[start of Task data]

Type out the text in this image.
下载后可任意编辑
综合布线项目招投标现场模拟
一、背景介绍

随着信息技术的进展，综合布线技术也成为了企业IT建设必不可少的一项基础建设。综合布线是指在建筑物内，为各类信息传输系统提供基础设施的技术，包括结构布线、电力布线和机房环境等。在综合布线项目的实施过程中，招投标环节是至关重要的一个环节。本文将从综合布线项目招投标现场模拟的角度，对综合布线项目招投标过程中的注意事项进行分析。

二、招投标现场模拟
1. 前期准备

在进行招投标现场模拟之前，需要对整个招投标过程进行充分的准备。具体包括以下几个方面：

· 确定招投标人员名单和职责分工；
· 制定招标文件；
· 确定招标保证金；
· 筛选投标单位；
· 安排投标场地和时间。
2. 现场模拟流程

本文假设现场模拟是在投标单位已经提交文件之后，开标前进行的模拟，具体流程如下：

[end of Task data]

Set down all of the entries exactly, please.

Type out the text in this image.
下载后可任意编辑
综合布线项目招投标现场模拟
一、背景介绍

随着信息技术的进展，综合布线技术也成为了企业IT建设必不可少的一项基础建设。综合布线是指在建筑物内，为各类信息传输系统提供基础设施的技术，包括结构布线、电力布线和机房环境等。在综合布线项目的实施过程中，招投标环节是至关重要的一个环节。本文将从综合布线项目招投标现场模拟的角度，对综合布线项目招投标过程中的注意事项进行分析。

二、招投标现场模拟
1. 前期准备

在进行招投标现场模拟之前，需要对整个招投标过程进行充分的准备。具体包括以下几个方面：

· 确定招投标人员名单和职责分工；
· 制定招标文件；
· 确定招标保证金；
· 筛选投标单位；
· 安排投标场地和时间。
2. 现场模拟流程

本文假设现场模拟是在投标单位已经提交文件之后，开标前进行的模拟，具体流程如下：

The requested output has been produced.